- [Exercise 1] From the comment thread on word embeddings below, extract the passage from "It won’t. The" up to and including "I believe so.".

- [Document extract]
You must prepare the new sentence in exactly the same way as the training data, including length and integer encoding.
At least would you mind sharing some suitable source for me to solve this problem please?
I hope you answer my question as what you done all the time. Thanks
I’m eager to help and answer specific questions, but I don’t have the capacity to write code for you sorry.
Hi Jason,
I have two questions. First, for new instances if the length is greater than this model input shall we truncate the sentence?
Also, since the embedding input is just for the seen training set words, what happens to the predictions-to-word process? I assume it just returns some words similar to the training words not considering all the dictionary words. Of course I am talking about a language model with Glove.
Yes, truncate.
Unseen words are mapped to nothing or 0.
The training dataset MUST be representative of the problem you are solving.
From what i understood from this comment,it is about prediction on test data. Lets assume that there are 50 words in vocabulary which means sentences will have unique integers uptil 50. Now since test data must be tokenized with same instance of tokenizer and if it has some new words, it would have integers with 51 ,52 oand so on..In this case,would the model automatically use 0 for word embeddings or can it raise out of bound type exception?Thanks
You would encode unseen words as 0.
All 50 vocabulary words should start from index 1 to 50, while leave 0 for unseen word in vocabulary. am I right?
Correct.
can this be described as transfer learning?
Perhaps.
We need to know for our homework pls help !!
Please see https://machinelearningmastery.com/faq/single-faq/can-you-help-me-with-my-homework-or-assignment/
Hi,
i have trained and tested my own network. During my work,when i integerized the sentences and created a corresponding word embedding matrix ,it included embeddings for train,validation and test data as well.
Now if i want to reload my model to test for some other similar data, i am confused that how the words from this new data would relate to embedding matrix?
You should have embeddings for test data as well right? or when you create embedding matrix you exclude test data?Thanks
The embedding is created from the training dataset.
It should be sufficiently rich/representative enough to cover all data you expect to in the future.
New data must have the same integer encoding as the training data prior to being mapped onto the embedding when making a prediction.
Does that help?
yes,i understand that i should be using the same tokenizer object for encoding both train and test data, but i am not sure how the embedding layer would behave for the word or index which isnt part of embedding matrix. Obviously test data would have similar words but there must be some words that are bound to be new. Would you say this approach is right to include test data too while creating embedding matrix for model? If you want to predict using some pre trained model,how can i deal with this issue? A small example can be really helpful. Thanks alot for all the help and time!
It won’t. The encoding will set unknown words to 0.
It really depends on the goal of what you want to evaluate.
i want to train my model to predict the target word given to a 5 word sequence . how can i represent my target word ?
Probably using a one hot encoding.
Hello Jason,
This is regarding the output shape of the first embedding layer : (None,4,8).
Am I correct in understanding that the 4 represents the input size which is 4 words and the 8 is the number of features it has generated using those words?
I believe so.
Hi Jason,
Thanks for sharing your knowledge.
My task is to classify set of documents into different categories.( I have a training set of 100 documents and say 10 categories).
The idea is to extract top M words ( say 20) from the first few lines of each doc, convert words to word embeddings and use it as feature vectors for the neural network.

- [Exercise 2] Copy the rows from the line with "data-label: 34.8% — [1685, 296, 1761, 327]" up to and including the line with "bar-row: 0.9%0.9%24.1%17.9%56.3% —".

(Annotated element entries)

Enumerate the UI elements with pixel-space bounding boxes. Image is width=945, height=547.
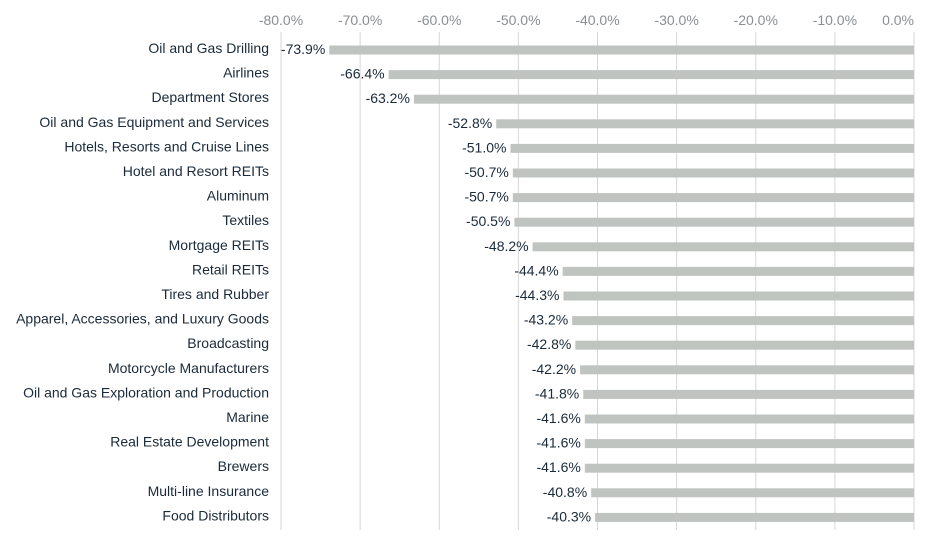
category-label: Tires and Rubber <box>161 286 269 302</box>
bar <box>595 512 914 522</box>
data-label: -40.8% <box>543 484 587 500</box>
data-label: -73.9% <box>281 41 325 57</box>
x-tick-label: 0.0% <box>882 12 914 28</box>
bar <box>584 414 914 424</box>
category-labels: Oil and Gas Drilling Airlines Department S… <box>16 40 269 523</box>
data-label: -41.6% <box>536 459 580 475</box>
x-axis-ticks: -80.0% -70.0% -60.0% -50.0% -40.0% -30.0% -20.… <box>259 12 914 28</box>
bar <box>532 242 914 252</box>
category-label: Retail REITs <box>192 261 269 277</box>
x-tick-label: -40.0% <box>575 12 619 28</box>
category-label: Department Stores <box>152 89 270 105</box>
data-label: -50.7% <box>464 189 508 205</box>
bar <box>512 168 914 178</box>
bars <box>329 45 914 522</box>
data-label: -42.8% <box>527 336 571 352</box>
x-tick-label: -80.0% <box>259 12 303 28</box>
data-label: -44.3% <box>515 287 559 303</box>
bar <box>584 439 914 449</box>
category-label: Food Distributors <box>162 507 269 523</box>
data-label: -66.4% <box>340 66 384 82</box>
category-label: Motorcycle Manufacturers <box>108 360 269 376</box>
category-label: Textiles <box>222 212 269 228</box>
x-tick-label: -50.0% <box>496 12 540 28</box>
bar <box>591 488 914 498</box>
bar <box>562 266 914 276</box>
category-label: Multi-line Insurance <box>148 483 270 499</box>
x-tick-label: -70.0% <box>338 12 382 28</box>
category-label: Hotels, Resorts and Cruise Lines <box>64 138 269 154</box>
data-label: -41.6% <box>536 435 580 451</box>
category-label: Oil and Gas Drilling <box>148 40 269 56</box>
bar <box>496 119 914 129</box>
x-tick-label: -20.0% <box>734 12 778 28</box>
category-label: Oil and Gas Exploration and Production <box>23 384 269 400</box>
bar <box>329 45 914 55</box>
bar <box>583 389 914 399</box>
category-label: Broadcasting <box>187 335 269 351</box>
category-label: Apparel, Accessories, and Luxury Goods <box>16 311 269 327</box>
bar <box>575 340 914 350</box>
x-tick-label: -60.0% <box>417 12 461 28</box>
data-label: -41.6% <box>536 410 580 426</box>
data-label: -52.8% <box>448 115 492 131</box>
data-label: -51.0% <box>462 139 506 155</box>
bar <box>512 193 914 203</box>
bar <box>572 316 914 326</box>
bar <box>580 365 914 375</box>
x-tick-label: -10.0% <box>813 12 857 28</box>
category-label: Aluminum <box>207 188 269 204</box>
category-label: Airlines <box>223 65 269 81</box>
category-label: Brewers <box>218 458 269 474</box>
data-label: -48.2% <box>484 238 528 254</box>
category-label: Oil and Gas Equipment and Services <box>39 114 269 130</box>
data-label: -44.4% <box>514 262 558 278</box>
bar <box>388 70 914 80</box>
category-label: Mortgage REITs <box>169 237 269 253</box>
gridlines <box>280 32 915 530</box>
bar <box>563 291 914 301</box>
category-label: Real Estate Development <box>110 434 269 450</box>
data-label: -42.2% <box>532 361 576 377</box>
data-label: -50.7% <box>464 164 508 180</box>
category-label: Marine <box>226 409 269 425</box>
data-label: -50.5% <box>466 213 510 229</box>
data-label: -43.2% <box>524 312 568 328</box>
data-label: -41.8% <box>535 385 579 401</box>
category-label: Hotel and Resort REITs <box>123 163 269 179</box>
data-label: -63.2% <box>366 90 410 106</box>
bar <box>510 143 914 153</box>
data-label: -40.3% <box>547 508 591 524</box>
x-tick-label: -30.0% <box>654 12 698 28</box>
bar <box>514 217 914 227</box>
bar <box>584 463 914 473</box>
data-labels: -73.9% -66.4% -63.2% -52.8% -51.0% -50.7% -50.… <box>281 41 591 524</box>
bar <box>413 94 914 104</box>
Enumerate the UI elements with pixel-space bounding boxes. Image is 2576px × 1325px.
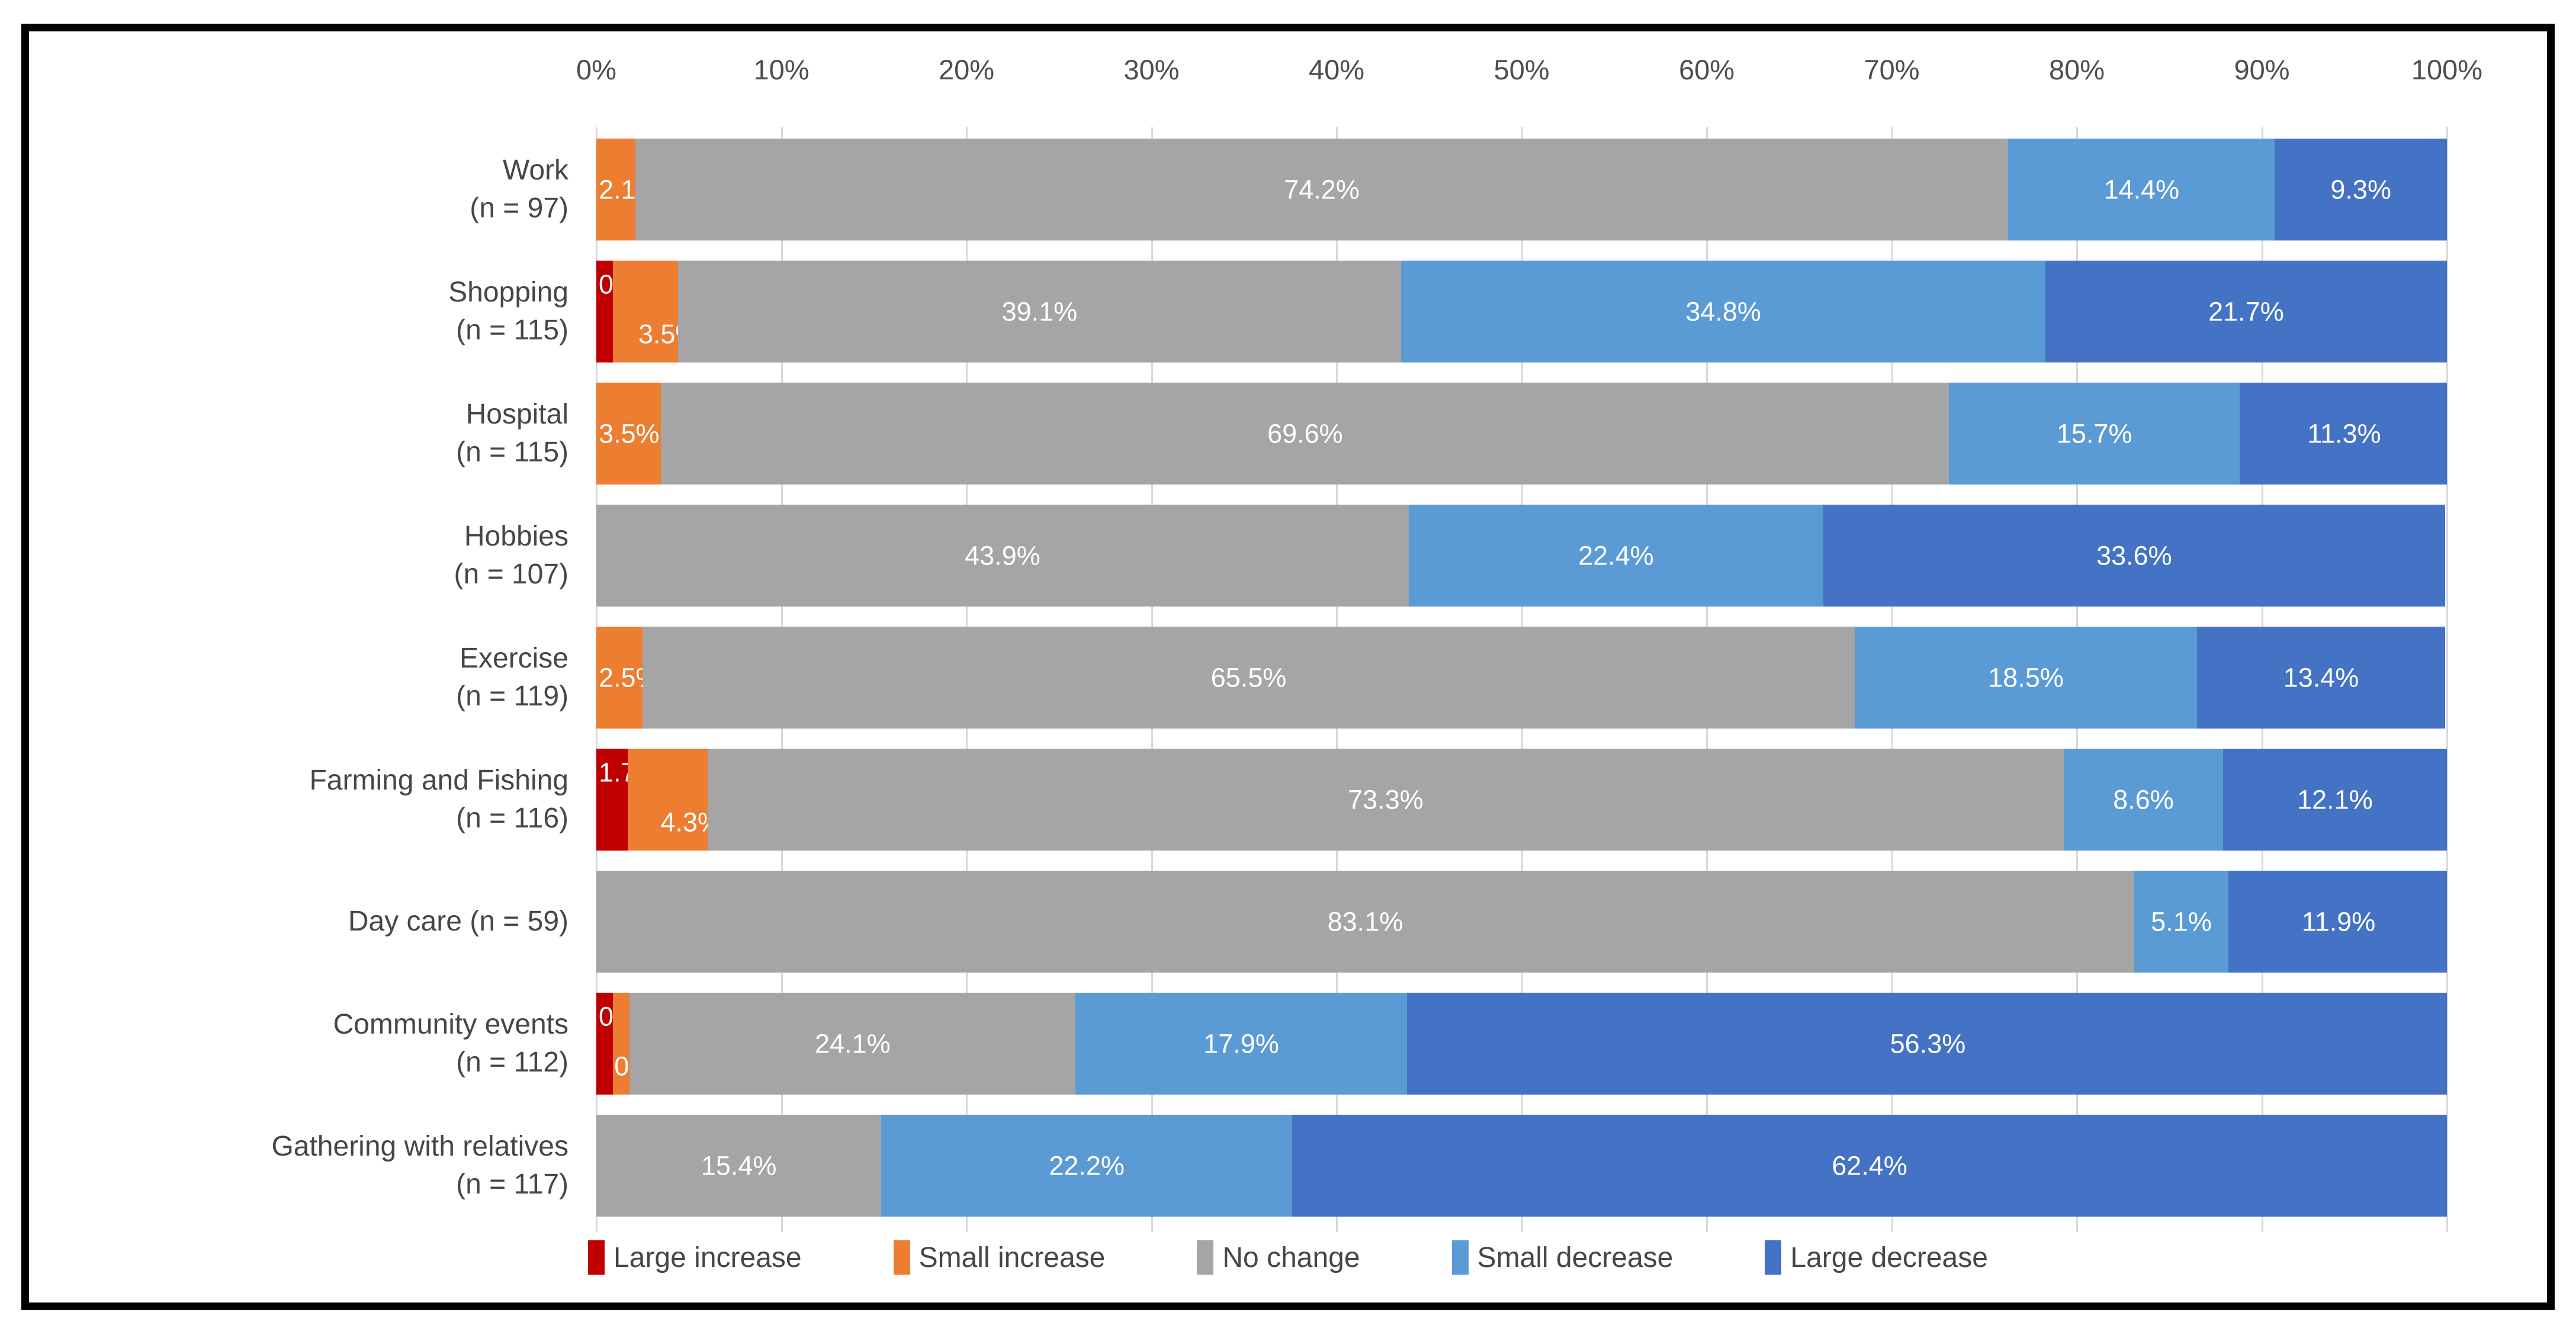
data-label: 34.8% — [1685, 296, 1761, 327]
bar-segment — [2222, 749, 2447, 851]
bar-segment — [2134, 871, 2229, 973]
data-label: 18.5% — [1988, 662, 2064, 693]
bar-segment — [628, 749, 708, 851]
bar-segment — [2045, 261, 2447, 362]
bar-segment — [661, 383, 1949, 485]
data-label: 74.2% — [1284, 174, 1360, 205]
data-label: 69.6% — [1267, 418, 1343, 449]
legend-label: Small increase — [918, 1241, 1106, 1273]
data-label: 15.7% — [2056, 418, 2132, 449]
bar-segment — [2008, 139, 2275, 240]
plot-area: 2.1%74.2%14.4%9.3%0.9%3.5%39.1%34.8%21.7… — [596, 127, 2448, 1232]
bar-segment — [1949, 383, 2240, 485]
bar-segment — [1292, 1115, 2447, 1217]
data-label: 15.4% — [701, 1150, 777, 1181]
legend-swatch-large-increase — [588, 1240, 605, 1275]
data-label: 73.3% — [1348, 784, 1424, 815]
data-label: 56.3% — [1890, 1028, 1966, 1059]
bar-segment — [643, 627, 1855, 729]
legend-item-large-increase: Large increase — [588, 1240, 802, 1275]
bar-segment — [613, 261, 678, 362]
data-label: 8.6% — [2113, 784, 2174, 815]
bar-segment — [881, 1115, 1292, 1217]
bar-segment — [613, 993, 630, 1095]
bar-segment — [1823, 505, 2445, 607]
legend-item-small-increase: Small increase — [893, 1240, 1106, 1275]
data-label: 83.1% — [1327, 906, 1403, 937]
legend-swatch-small-decrease — [1451, 1240, 1469, 1275]
data-label: 13.4% — [2283, 662, 2359, 693]
bar-segment — [707, 749, 2064, 851]
data-label: 22.4% — [1578, 540, 1654, 571]
legend-label: Large decrease — [1790, 1241, 1988, 1273]
legend-label: Large increase — [614, 1241, 802, 1273]
bar-segment — [1855, 627, 2198, 729]
bar-segment — [1401, 261, 2045, 362]
data-label: 11.3% — [2307, 418, 2381, 449]
data-label: 12.1% — [2297, 784, 2373, 815]
bar-row: 0.9%3.5%39.1%34.8%21.7% — [596, 261, 2447, 362]
legend-swatch-no-change — [1197, 1240, 1214, 1275]
bar-row: 2.1% 74.2% 14.4% 9.3% — [596, 139, 2447, 240]
data-label: 39.1% — [1001, 296, 1078, 327]
gridline — [2446, 127, 2448, 1232]
bar-segment — [2197, 627, 2445, 729]
bar-row: 15.4% 22.2% 62.4% — [596, 1115, 2447, 1217]
bar-row: 0.9%0.9%24.1%17.9%56.3% — [596, 993, 2447, 1095]
legend-swatch-large-decrease — [1765, 1240, 1782, 1275]
bar-segment — [635, 139, 2009, 240]
data-label: 21.7% — [2208, 296, 2284, 327]
data-label: 3.5% — [599, 418, 660, 449]
bar-row: 83.1% 5.1% 11.9% — [596, 871, 2447, 973]
bar-segment — [596, 1115, 882, 1217]
bar-segment — [596, 261, 614, 362]
data-label: 17.9% — [1203, 1028, 1279, 1059]
bar-segment — [2228, 871, 2447, 973]
bar-segment — [596, 871, 2134, 973]
bar-segment — [2064, 749, 2223, 851]
bar-row: 43.9% 22.4% 33.6% — [596, 505, 2447, 607]
data-label: 24.1% — [815, 1028, 891, 1059]
legend-item-no-change: No change — [1197, 1240, 1360, 1275]
data-label: 11.9% — [2302, 906, 2376, 937]
data-label: 14.4% — [2103, 174, 2180, 205]
bar-segment — [596, 627, 643, 729]
legend-label: Small decrease — [1477, 1241, 1674, 1273]
data-label: 65.5% — [1210, 662, 1287, 693]
legend: Large increase Small increase No change … — [0, 1240, 2576, 1275]
bar-segment — [2240, 383, 2447, 485]
bar-segment — [1408, 505, 1823, 607]
data-label: 22.2% — [1049, 1150, 1125, 1181]
legend-item-large-decrease: Large decrease — [1765, 1240, 1988, 1275]
data-label: 62.4% — [1832, 1150, 1907, 1181]
data-label: 5.1% — [2151, 906, 2212, 937]
data-label: 43.9% — [965, 540, 1040, 571]
legend-label: No change — [1222, 1241, 1360, 1273]
bar-segment — [2275, 139, 2447, 240]
bar-segment — [677, 261, 1402, 362]
legend-item-small-decrease: Small decrease — [1451, 1240, 1674, 1275]
bar-segment — [1406, 993, 2447, 1095]
bar-row: 3.5% 69.6% 15.7% 11.3% — [596, 383, 2447, 485]
bar-segment — [1075, 993, 1407, 1095]
data-label: 9.3% — [2330, 174, 2391, 205]
data-label: 33.6% — [2096, 540, 2172, 571]
bar-segment — [596, 139, 635, 240]
bar-segment — [596, 383, 661, 485]
bar-segment — [596, 993, 614, 1095]
legend-swatch-small-increase — [893, 1240, 910, 1275]
bar-row: 1.7%4.3%73.3%8.6%12.1% — [596, 749, 2447, 851]
bar-segment — [629, 993, 1076, 1095]
bar-segment — [596, 505, 1409, 607]
bar-row: 2.5% 65.5% 18.5% 13.4% — [596, 627, 2447, 729]
bar-segment — [596, 749, 628, 851]
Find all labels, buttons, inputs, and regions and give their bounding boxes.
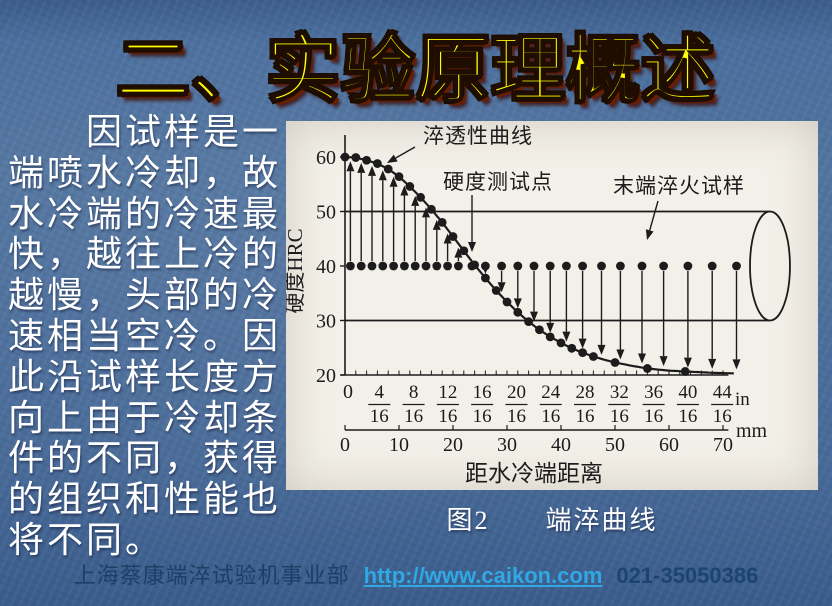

- [Result 1]
It won’t. The encoding will set unknown words to 0.
It really depends on the goal of what you want to evaluate.
i want to train my model to predict the target word given to a 5 word sequence . how can i represent my target word ?
Probably using a one hot encoding.
Hello Jason,
This is regarding the output shape of the first embedding layer : (None,4,8).
Am I correct in understanding that the 4 represents the input size which is 4 words and the 8 is the number of features it has generated using those words?
I believe so.

- [Result 2]
data-label: 34.8% — [1685, 296, 1761, 327]
bar-segment — [2222, 749, 2447, 851]
bar-segment — [2134, 871, 2229, 973]
data-label: 18.5% — [1988, 662, 2064, 693]
bar-segment — [628, 749, 708, 851]
bar-segment — [2045, 261, 2447, 362]
bar-segment — [661, 383, 1949, 485]
data-label: 74.2% — [1284, 174, 1360, 205]
data-label: 69.6% — [1267, 418, 1343, 449]
legend-label: Small increase — [918, 1241, 1106, 1273]
data-label: 15.7% — [2056, 418, 2132, 449]
bar-segment — [2008, 139, 2275, 240]
plot-area: 2.1%74.2%14.4%9.3%0.9%3.5%39.1%34.8%21.7… — [596, 127, 2448, 1232]
bar-segment — [1949, 383, 2240, 485]
bar-segment — [1292, 1115, 2447, 1217]
data-label: 15.4% — [701, 1150, 777, 1181]
legend-swatch-large-increase — [588, 1240, 605, 1275]
data-label: 73.3% — [1348, 784, 1424, 815]
data-label: 56.3% — [1890, 1028, 1966, 1059]
bar-segment — [643, 627, 1855, 729]
legend-item-large-increase: Large increase — [588, 1240, 802, 1275]
bar-segment — [613, 261, 678, 362]
data-label: 8.6% — [2113, 784, 2174, 815]
bar-segment — [881, 1115, 1292, 1217]
bar-segment — [613, 993, 630, 1095]
bar-segment — [1823, 505, 2445, 607]
legend-item-small-increase: Small increase — [893, 1240, 1106, 1275]
data-label: 83.1% — [1327, 906, 1403, 937]
legend-swatch-small-decrease — [1451, 1240, 1469, 1275]
data-label: 13.4% — [2283, 662, 2359, 693]
bar-segment — [707, 749, 2064, 851]
data-label: 22.4% — [1578, 540, 1654, 571]
legend-label: Large decrease — [1790, 1241, 1988, 1273]
legend-label: Large increase — [614, 1241, 802, 1273]
bar-segment — [1855, 627, 2198, 729]
bar-segment — [1401, 261, 2045, 362]
data-label: 11.3% — [2307, 418, 2381, 449]
data-label: 12.1% — [2297, 784, 2373, 815]
bar-row: 0.9%3.5%39.1%34.8%21.7% — [596, 261, 2447, 362]
legend-swatch-no-change — [1197, 1240, 1214, 1275]
bar-row: 2.1% 74.2% 14.4% 9.3% — [596, 139, 2447, 240]
data-label: 39.1% — [1001, 296, 1078, 327]
gridline — [2446, 127, 2448, 1232]
bar-segment — [2197, 627, 2445, 729]
bar-row: 15.4% 22.2% 62.4% — [596, 1115, 2447, 1217]
bar-row: 0.9%0.9%24.1%17.9%56.3% — [596, 993, 2447, 1095]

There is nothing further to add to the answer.